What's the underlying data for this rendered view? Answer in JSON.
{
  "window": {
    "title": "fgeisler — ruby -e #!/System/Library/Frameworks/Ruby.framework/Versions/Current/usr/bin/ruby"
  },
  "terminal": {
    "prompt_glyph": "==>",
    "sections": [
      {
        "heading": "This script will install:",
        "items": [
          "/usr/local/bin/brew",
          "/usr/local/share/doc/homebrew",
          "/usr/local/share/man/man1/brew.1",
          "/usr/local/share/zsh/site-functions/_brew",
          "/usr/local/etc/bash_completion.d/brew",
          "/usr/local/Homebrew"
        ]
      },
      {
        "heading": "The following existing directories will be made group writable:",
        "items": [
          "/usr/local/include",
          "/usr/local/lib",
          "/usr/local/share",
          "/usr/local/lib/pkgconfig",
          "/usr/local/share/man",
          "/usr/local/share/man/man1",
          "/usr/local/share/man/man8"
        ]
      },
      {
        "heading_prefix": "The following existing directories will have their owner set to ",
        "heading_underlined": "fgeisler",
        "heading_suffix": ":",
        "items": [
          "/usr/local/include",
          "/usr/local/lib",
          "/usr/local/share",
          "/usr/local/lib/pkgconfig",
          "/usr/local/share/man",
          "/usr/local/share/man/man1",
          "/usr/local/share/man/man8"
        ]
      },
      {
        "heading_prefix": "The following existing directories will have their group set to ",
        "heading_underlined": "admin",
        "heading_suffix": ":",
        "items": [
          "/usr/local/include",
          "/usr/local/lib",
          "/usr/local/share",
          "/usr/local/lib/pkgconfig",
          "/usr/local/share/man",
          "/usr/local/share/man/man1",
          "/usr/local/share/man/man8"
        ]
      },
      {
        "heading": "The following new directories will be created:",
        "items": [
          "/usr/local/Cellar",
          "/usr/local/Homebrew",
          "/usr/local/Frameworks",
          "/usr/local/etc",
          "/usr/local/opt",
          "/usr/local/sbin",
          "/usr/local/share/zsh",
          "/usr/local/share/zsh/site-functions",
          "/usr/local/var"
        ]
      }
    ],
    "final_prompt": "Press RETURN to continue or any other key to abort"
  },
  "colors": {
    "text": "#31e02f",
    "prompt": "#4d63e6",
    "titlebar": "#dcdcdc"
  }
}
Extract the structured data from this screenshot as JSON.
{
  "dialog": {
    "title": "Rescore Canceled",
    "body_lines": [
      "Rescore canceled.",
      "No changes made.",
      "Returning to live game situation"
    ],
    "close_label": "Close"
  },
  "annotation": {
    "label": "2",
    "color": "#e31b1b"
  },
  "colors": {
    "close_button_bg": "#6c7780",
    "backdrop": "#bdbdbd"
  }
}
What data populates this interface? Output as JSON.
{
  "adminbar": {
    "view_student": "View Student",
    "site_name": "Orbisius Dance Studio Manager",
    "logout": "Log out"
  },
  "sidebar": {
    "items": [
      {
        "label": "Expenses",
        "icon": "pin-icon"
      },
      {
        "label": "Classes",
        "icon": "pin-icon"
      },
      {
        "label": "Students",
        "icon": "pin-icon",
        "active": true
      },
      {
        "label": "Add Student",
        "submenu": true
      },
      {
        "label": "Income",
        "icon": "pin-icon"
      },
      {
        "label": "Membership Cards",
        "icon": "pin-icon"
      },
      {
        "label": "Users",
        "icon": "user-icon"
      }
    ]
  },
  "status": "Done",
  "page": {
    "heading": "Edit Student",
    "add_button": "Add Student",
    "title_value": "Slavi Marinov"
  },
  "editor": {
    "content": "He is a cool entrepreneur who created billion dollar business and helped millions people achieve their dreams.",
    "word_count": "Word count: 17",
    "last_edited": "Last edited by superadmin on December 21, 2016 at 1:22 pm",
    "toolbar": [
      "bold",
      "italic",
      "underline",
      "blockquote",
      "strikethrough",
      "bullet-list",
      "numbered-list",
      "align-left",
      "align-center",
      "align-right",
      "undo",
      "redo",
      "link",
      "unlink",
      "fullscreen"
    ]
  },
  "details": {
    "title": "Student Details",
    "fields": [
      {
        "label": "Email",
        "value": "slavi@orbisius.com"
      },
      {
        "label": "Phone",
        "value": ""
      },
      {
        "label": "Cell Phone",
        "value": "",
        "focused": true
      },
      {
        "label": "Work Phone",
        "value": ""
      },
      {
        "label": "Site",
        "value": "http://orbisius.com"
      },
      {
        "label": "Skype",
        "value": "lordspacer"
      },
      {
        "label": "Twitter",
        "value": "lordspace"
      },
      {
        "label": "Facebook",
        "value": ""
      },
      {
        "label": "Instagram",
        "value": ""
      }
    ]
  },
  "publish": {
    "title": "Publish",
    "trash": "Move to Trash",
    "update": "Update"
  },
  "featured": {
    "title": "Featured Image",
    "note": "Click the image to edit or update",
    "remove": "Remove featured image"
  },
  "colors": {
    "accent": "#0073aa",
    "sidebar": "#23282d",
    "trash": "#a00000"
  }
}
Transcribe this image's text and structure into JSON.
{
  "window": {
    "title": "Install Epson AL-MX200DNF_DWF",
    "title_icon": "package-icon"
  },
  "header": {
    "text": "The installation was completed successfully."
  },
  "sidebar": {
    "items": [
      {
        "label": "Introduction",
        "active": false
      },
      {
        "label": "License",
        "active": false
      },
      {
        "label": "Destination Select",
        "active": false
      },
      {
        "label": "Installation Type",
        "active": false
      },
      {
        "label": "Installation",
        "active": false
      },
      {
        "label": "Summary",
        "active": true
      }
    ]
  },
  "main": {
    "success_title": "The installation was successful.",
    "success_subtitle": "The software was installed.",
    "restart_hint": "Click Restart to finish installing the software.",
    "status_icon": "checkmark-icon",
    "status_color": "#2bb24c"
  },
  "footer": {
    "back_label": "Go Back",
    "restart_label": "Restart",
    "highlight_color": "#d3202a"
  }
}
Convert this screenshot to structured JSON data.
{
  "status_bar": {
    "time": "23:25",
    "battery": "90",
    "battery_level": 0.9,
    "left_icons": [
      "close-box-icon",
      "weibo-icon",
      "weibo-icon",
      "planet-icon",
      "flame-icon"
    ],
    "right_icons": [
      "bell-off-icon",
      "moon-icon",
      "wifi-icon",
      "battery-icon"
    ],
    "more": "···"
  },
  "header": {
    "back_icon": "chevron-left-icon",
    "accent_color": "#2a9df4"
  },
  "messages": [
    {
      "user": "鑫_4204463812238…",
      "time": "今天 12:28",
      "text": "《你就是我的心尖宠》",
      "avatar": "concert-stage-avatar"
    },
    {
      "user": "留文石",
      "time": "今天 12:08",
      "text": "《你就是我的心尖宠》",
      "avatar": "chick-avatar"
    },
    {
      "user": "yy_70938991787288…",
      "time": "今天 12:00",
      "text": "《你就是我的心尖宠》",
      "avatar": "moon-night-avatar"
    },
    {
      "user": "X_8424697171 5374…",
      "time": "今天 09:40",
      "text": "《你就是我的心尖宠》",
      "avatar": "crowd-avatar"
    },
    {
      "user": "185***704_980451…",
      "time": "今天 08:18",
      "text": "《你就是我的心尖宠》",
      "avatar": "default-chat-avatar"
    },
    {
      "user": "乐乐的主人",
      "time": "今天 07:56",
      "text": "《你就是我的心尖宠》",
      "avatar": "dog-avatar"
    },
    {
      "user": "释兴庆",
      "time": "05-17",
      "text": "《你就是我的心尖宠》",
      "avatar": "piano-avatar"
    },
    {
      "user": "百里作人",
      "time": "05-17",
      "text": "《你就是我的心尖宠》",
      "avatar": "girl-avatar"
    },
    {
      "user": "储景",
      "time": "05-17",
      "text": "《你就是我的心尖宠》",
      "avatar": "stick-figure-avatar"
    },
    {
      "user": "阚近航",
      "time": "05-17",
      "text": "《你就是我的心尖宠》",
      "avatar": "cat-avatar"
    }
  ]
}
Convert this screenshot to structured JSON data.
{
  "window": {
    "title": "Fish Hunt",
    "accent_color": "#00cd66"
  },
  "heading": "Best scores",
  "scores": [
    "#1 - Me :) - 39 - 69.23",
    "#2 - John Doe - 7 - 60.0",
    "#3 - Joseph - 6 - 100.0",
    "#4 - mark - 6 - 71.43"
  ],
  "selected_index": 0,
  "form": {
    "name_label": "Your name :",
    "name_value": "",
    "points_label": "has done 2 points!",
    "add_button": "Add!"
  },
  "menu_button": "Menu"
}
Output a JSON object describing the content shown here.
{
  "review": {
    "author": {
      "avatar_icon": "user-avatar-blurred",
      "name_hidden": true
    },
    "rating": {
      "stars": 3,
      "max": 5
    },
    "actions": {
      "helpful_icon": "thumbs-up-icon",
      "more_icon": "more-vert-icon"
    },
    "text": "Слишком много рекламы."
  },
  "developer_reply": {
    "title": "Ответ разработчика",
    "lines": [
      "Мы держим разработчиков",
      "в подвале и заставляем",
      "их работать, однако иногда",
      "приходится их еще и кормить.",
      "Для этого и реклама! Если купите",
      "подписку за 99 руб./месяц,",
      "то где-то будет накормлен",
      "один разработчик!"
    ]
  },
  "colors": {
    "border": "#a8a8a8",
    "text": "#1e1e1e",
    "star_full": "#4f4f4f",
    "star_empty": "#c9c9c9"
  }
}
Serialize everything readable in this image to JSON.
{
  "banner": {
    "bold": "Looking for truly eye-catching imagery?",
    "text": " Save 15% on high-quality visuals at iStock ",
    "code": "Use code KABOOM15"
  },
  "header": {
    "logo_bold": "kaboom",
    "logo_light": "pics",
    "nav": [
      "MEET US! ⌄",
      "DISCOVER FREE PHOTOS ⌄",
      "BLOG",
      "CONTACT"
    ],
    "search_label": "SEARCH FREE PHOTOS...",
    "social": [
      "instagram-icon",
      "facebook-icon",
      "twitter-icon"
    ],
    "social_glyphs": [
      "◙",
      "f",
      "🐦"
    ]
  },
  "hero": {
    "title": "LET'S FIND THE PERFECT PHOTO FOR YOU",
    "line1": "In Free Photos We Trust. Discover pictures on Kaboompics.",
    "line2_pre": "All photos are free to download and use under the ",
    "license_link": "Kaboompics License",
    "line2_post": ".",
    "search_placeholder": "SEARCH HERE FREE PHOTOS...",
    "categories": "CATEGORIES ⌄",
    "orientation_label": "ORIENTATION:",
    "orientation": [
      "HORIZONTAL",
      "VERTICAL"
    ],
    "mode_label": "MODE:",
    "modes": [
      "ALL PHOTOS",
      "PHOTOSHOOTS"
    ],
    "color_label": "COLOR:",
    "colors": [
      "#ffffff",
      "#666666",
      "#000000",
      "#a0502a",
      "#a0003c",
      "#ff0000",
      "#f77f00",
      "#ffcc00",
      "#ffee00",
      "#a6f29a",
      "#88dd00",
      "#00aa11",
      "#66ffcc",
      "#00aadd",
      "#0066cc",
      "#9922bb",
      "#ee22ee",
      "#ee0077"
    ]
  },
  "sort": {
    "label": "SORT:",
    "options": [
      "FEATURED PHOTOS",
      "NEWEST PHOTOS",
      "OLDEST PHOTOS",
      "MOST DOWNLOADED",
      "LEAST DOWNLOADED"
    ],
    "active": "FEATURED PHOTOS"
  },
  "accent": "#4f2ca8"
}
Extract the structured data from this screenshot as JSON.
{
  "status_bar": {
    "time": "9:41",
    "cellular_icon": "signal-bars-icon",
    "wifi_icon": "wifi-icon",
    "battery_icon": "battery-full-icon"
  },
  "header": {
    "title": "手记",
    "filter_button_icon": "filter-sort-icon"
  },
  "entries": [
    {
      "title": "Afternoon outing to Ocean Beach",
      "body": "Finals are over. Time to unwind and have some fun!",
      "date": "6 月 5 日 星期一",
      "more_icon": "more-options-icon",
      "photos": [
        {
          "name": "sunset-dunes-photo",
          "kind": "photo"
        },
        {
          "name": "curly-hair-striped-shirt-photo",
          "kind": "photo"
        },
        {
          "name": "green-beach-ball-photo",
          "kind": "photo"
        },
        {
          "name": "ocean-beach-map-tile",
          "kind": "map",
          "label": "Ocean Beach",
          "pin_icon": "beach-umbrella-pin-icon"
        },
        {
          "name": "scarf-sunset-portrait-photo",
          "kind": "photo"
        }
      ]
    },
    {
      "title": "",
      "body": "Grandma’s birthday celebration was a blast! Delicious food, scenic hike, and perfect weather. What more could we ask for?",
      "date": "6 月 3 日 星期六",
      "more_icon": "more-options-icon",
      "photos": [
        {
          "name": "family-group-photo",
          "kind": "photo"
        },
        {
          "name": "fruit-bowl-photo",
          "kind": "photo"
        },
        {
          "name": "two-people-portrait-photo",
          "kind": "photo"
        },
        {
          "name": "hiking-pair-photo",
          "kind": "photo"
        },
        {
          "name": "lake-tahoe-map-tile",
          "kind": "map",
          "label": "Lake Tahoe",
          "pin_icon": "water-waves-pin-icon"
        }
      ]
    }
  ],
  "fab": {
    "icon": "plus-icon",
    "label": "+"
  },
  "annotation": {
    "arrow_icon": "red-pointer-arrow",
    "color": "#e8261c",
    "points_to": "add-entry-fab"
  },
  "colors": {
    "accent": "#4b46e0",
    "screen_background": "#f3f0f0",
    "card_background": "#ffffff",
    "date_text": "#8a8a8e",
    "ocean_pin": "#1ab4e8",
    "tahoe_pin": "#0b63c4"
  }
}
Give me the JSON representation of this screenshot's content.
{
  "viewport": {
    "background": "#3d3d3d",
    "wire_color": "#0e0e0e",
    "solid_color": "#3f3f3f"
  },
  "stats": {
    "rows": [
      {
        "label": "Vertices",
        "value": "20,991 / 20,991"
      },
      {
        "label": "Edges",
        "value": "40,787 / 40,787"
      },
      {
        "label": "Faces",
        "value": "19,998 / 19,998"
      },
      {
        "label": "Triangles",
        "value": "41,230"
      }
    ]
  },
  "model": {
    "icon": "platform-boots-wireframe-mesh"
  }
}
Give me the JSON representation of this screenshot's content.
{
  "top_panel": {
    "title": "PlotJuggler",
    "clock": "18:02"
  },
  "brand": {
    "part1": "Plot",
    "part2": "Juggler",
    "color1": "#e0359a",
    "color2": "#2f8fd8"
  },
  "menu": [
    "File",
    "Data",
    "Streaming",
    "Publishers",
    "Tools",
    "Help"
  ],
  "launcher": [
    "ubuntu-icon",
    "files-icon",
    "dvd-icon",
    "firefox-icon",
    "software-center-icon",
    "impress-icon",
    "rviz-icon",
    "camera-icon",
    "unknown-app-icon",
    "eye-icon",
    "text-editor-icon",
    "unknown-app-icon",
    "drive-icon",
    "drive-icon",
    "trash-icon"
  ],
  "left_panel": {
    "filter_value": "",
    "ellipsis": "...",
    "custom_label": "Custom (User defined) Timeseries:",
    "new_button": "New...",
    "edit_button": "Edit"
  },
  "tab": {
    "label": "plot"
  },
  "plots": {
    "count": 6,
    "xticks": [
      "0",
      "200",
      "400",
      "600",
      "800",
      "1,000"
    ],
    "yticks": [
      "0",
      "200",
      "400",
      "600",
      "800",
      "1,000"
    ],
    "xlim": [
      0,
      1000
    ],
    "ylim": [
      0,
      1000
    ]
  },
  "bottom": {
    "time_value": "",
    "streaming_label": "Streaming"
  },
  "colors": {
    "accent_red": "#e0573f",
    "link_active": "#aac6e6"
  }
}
::::::::
* THE EXERCISE *
Report each line in the data that holds the word "content".

* THE REPLY *
    "content": "He is a cool entrepreneur who created billion dollar business and helped millions people achieve their dreams.",
Output a JSON object describing the content shown here.
Give me the JSON representation of this screenshot's content.
Give me the JSON representation of this screenshot's content.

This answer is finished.